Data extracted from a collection
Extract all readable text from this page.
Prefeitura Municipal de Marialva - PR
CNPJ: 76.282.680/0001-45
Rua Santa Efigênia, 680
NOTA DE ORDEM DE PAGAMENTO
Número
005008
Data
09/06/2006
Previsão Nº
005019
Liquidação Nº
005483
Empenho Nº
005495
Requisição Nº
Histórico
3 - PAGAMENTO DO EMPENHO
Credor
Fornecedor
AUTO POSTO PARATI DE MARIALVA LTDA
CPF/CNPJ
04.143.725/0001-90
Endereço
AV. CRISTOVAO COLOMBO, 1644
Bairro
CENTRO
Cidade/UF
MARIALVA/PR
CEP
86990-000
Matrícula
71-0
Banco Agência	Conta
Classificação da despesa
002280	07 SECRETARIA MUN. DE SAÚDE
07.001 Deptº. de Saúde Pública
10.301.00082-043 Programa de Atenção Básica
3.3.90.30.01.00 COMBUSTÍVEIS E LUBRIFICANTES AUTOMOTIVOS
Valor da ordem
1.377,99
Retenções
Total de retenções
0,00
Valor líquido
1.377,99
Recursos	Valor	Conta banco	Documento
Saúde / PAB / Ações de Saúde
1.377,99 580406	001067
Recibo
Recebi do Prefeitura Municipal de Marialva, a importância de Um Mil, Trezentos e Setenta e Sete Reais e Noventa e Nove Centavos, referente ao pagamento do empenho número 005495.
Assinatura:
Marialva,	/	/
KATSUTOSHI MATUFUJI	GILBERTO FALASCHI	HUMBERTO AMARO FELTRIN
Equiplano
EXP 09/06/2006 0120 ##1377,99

...

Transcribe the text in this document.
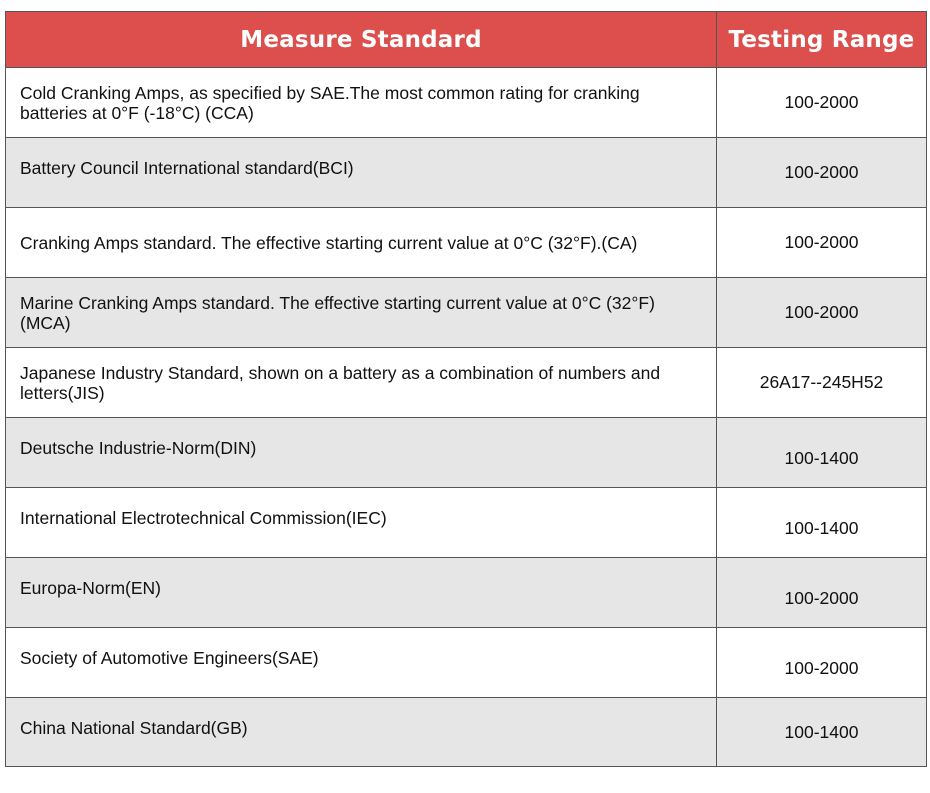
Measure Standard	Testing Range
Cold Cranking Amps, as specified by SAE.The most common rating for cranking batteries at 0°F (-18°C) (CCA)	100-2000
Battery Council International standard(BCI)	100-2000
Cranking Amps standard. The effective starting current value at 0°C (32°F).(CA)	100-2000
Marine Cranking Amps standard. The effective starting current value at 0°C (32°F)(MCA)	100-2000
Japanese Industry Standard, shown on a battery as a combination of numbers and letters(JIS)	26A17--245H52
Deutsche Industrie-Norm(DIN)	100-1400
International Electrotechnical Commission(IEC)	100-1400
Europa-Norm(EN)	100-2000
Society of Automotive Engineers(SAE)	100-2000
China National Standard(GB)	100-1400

*Your instructions*. Reproduce every line of the listing above in which the string "Cranking" appears.

*Reply*.
Cold Cranking Amps, as specified by SAE.The most common rating for cranking batteries at 0°F (-18°C) (CCA)	100-2000
Cranking Amps standard. The effective starting current value at 0°C (32°F).(CA)	100-2000
Marine Cranking Amps standard. The effective starting current value at 0°C (32°F)(MCA)	100-2000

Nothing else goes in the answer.